- WHAT TO WORK ON -
Below are some records; reproduce every one of them exactly.

- STORED DATA -
----

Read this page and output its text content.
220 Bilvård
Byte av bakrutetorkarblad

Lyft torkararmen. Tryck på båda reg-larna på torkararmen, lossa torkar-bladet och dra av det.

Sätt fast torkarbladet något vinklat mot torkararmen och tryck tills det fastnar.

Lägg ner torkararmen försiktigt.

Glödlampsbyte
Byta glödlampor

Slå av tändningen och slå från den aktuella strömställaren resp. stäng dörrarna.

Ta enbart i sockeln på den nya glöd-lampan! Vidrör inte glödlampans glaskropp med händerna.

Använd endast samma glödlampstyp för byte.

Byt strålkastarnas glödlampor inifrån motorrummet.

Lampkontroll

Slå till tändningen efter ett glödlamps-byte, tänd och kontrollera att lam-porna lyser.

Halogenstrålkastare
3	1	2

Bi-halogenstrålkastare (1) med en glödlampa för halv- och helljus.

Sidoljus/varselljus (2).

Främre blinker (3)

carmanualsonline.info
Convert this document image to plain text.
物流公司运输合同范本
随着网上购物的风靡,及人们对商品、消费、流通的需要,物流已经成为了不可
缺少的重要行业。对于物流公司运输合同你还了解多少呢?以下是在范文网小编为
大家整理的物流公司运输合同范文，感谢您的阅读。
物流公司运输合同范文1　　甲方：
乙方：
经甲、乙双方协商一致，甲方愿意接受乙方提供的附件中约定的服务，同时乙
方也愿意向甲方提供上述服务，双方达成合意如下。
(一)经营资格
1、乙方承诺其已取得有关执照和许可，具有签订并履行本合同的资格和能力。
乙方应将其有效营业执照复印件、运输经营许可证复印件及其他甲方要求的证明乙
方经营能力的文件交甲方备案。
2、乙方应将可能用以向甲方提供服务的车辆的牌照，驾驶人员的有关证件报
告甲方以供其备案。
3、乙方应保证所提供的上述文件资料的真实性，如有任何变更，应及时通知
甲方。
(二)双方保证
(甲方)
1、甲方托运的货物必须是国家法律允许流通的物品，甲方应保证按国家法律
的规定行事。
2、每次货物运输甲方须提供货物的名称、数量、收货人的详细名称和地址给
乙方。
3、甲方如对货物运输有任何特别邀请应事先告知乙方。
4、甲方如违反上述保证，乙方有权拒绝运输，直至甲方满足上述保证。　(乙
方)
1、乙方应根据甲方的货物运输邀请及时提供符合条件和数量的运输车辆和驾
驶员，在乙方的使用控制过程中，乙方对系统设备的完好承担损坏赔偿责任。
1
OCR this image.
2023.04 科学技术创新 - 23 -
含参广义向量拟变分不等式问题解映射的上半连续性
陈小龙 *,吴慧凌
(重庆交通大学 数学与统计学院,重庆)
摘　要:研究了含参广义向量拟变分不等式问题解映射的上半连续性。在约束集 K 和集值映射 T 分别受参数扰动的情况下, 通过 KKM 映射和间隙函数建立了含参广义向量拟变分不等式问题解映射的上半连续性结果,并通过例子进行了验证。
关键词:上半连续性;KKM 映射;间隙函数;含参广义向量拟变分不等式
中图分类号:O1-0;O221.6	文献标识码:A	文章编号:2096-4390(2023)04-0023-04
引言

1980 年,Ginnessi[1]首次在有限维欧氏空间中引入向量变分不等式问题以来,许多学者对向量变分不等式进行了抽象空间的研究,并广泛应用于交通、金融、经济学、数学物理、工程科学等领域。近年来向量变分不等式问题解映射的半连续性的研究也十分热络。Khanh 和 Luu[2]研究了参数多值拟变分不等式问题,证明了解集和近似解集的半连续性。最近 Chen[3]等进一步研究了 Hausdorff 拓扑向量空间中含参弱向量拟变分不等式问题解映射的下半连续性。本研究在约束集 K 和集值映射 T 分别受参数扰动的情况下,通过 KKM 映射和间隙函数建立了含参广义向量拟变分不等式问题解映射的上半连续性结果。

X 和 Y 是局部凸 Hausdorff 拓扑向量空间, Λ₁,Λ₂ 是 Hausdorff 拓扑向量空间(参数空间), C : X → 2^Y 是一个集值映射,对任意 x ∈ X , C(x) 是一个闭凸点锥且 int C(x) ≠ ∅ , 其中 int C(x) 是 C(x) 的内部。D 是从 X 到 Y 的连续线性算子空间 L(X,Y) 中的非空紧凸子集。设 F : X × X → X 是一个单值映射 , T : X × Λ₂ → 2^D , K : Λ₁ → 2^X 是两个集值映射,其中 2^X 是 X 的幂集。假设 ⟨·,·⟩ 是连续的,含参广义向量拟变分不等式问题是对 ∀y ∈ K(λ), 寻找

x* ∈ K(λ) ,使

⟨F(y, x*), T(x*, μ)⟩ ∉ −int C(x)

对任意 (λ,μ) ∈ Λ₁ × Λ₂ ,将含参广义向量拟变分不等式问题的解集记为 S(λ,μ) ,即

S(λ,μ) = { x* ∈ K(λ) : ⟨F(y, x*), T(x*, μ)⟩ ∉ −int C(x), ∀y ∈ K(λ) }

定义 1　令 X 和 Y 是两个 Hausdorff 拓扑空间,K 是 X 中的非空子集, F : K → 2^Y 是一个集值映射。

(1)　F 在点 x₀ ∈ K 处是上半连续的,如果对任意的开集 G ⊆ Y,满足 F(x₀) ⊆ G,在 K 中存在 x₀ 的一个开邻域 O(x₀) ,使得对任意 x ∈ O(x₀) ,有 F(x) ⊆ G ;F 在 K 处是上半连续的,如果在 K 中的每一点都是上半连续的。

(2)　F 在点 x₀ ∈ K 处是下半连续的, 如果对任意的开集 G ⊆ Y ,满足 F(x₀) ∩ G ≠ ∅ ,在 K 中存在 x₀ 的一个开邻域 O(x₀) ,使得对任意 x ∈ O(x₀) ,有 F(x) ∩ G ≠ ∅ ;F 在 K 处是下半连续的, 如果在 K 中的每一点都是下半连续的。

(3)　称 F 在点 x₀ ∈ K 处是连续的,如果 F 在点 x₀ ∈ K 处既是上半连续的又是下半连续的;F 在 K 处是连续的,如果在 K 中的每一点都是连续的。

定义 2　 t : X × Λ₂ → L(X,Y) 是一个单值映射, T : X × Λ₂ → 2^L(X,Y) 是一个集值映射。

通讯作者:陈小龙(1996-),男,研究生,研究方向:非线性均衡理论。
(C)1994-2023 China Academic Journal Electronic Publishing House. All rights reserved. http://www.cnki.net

----

- SOLUTION -
Read this page and output its text content.
220 Bilvård
Byte av bakrutetorkarblad

Lyft torkararmen. Tryck på båda reg-larna på torkararmen, lossa torkar-bladet och dra av det.

Sätt fast torkarbladet något vinklat mot torkararmen och tryck tills det fastnar.

Lägg ner torkararmen försiktigt.

Glödlampsbyte
Byta glödlampor

Slå av tändningen och slå från den aktuella strömställaren resp. stäng dörrarna.

Ta enbart i sockeln på den nya glöd-lampan! Vidrör inte glödlampans glaskropp med händerna.

Använd endast samma glödlampstyp för byte.

Byt strålkastarnas glödlampor inifrån motorrummet.

Lampkontroll

Slå till tändningen efter ett glödlamps-byte, tänd och kontrollera att lam-porna lyser.

Halogenstrålkastare
3	1	2

Bi-halogenstrålkastare (1) med en glödlampa för halv- och helljus.

Sidoljus/varselljus (2).

Främre blinker (3)

carmanualsonline.info
Convert this document image to plain text.
物流公司运输合同范本
随着网上购物的风靡,及人们对商品、消费、流通的需要,物流已经成为了不可
缺少的重要行业。对于物流公司运输合同你还了解多少呢?以下是在范文网小编为
大家整理的物流公司运输合同范文，感谢您的阅读。
物流公司运输合同范文1　　甲方：
乙方：
经甲、乙双方协商一致，甲方愿意接受乙方提供的附件中约定的服务，同时乙
方也愿意向甲方提供上述服务，双方达成合意如下。
(一)经营资格
1、乙方承诺其已取得有关执照和许可，具有签订并履行本合同的资格和能力。
乙方应将其有效营业执照复印件、运输经营许可证复印件及其他甲方要求的证明乙
方经营能力的文件交甲方备案。
2、乙方应将可能用以向甲方提供服务的车辆的牌照，驾驶人员的有关证件报
告甲方以供其备案。
3、乙方应保证所提供的上述文件资料的真实性，如有任何变更，应及时通知
甲方。
(二)双方保证
(甲方)
1、甲方托运的货物必须是国家法律允许流通的物品，甲方应保证按国家法律
的规定行事。
2、每次货物运输甲方须提供货物的名称、数量、收货人的详细名称和地址给
乙方。
3、甲方如对货物运输有任何特别邀请应事先告知乙方。
4、甲方如违反上述保证，乙方有权拒绝运输，直至甲方满足上述保证。　(乙
方)
1、乙方应根据甲方的货物运输邀请及时提供符合条件和数量的运输车辆和驾
驶员，在乙方的使用控制过程中，乙方对系统设备的完好承担损坏赔偿责任。
1
OCR this image.
2023.04 科学技术创新 - 23 -
含参广义向量拟变分不等式问题解映射的上半连续性
陈小龙 *,吴慧凌
(重庆交通大学 数学与统计学院,重庆)
摘　要:研究了含参广义向量拟变分不等式问题解映射的上半连续性。在约束集 K 和集值映射 T 分别受参数扰动的情况下, 通过 KKM 映射和间隙函数建立了含参广义向量拟变分不等式问题解映射的上半连续性结果,并通过例子进行了验证。
关键词:上半连续性;KKM 映射;间隙函数;含参广义向量拟变分不等式
中图分类号:O1-0;O221.6	文献标识码:A	文章编号:2096-4390(2023)04-0023-04
引言

1980 年,Ginnessi[1]首次在有限维欧氏空间中引入向量变分不等式问题以来,许多学者对向量变分不等式进行了抽象空间的研究,并广泛应用于交通、金融、经济学、数学物理、工程科学等领域。近年来向量变分不等式问题解映射的半连续性的研究也十分热络。Khanh 和 Luu[2]研究了参数多值拟变分不等式问题,证明了解集和近似解集的半连续性。最近 Chen[3]等进一步研究了 Hausdorff 拓扑向量空间中含参弱向量拟变分不等式问题解映射的下半连续性。本研究在约束集 K 和集值映射 T 分别受参数扰动的情况下,通过 KKM 映射和间隙函数建立了含参广义向量拟变分不等式问题解映射的上半连续性结果。

X 和 Y 是局部凸 Hausdorff 拓扑向量空间, Λ₁,Λ₂ 是 Hausdorff 拓扑向量空间(参数空间), C : X → 2^Y 是一个集值映射,对任意 x ∈ X , C(x) 是一个闭凸点锥且 int C(x) ≠ ∅ , 其中 int C(x) 是 C(x) 的内部。D 是从 X 到 Y 的连续线性算子空间 L(X,Y) 中的非空紧凸子集。设 F : X × X → X 是一个单值映射 , T : X × Λ₂ → 2^D , K : Λ₁ → 2^X 是两个集值映射,其中 2^X 是 X 的幂集。假设 ⟨·,·⟩ 是连续的,含参广义向量拟变分不等式问题是对 ∀y ∈ K(λ), 寻找

x* ∈ K(λ) ,使

⟨F(y, x*), T(x*, μ)⟩ ∉ −int C(x)

对任意 (λ,μ) ∈ Λ₁ × Λ₂ ,将含参广义向量拟变分不等式问题的解集记为 S(λ,μ) ,即

S(λ,μ) = { x* ∈ K(λ) : ⟨F(y, x*), T(x*, μ)⟩ ∉ −int C(x), ∀y ∈ K(λ) }

定义 1　令 X 和 Y 是两个 Hausdorff 拓扑空间,K 是 X 中的非空子集, F : K → 2^Y 是一个集值映射。

(1)　F 在点 x₀ ∈ K 处是上半连续的,如果对任意的开集 G ⊆ Y,满足 F(x₀) ⊆ G,在 K 中存在 x₀ 的一个开邻域 O(x₀) ,使得对任意 x ∈ O(x₀) ,有 F(x) ⊆ G ;F 在 K 处是上半连续的,如果在 K 中的每一点都是上半连续的。

(2)　F 在点 x₀ ∈ K 处是下半连续的, 如果对任意的开集 G ⊆ Y ,满足 F(x₀) ∩ G ≠ ∅ ,在 K 中存在 x₀ 的一个开邻域 O(x₀) ,使得对任意 x ∈ O(x₀) ,有 F(x) ∩ G ≠ ∅ ;F 在 K 处是下半连续的, 如果在 K 中的每一点都是下半连续的。

(3)　称 F 在点 x₀ ∈ K 处是连续的,如果 F 在点 x₀ ∈ K 处既是上半连续的又是下半连续的;F 在 K 处是连续的,如果在 K 中的每一点都是连续的。

定义 2　 t : X × Λ₂ → L(X,Y) 是一个单值映射, T : X × Λ₂ → 2^L(X,Y) 是一个集值映射。

通讯作者:陈小龙(1996-),男,研究生,研究方向:非线性均衡理论。
(C)1994-2023 China Academic Journal Electronic Publishing House. All rights reserved. http://www.cnki.net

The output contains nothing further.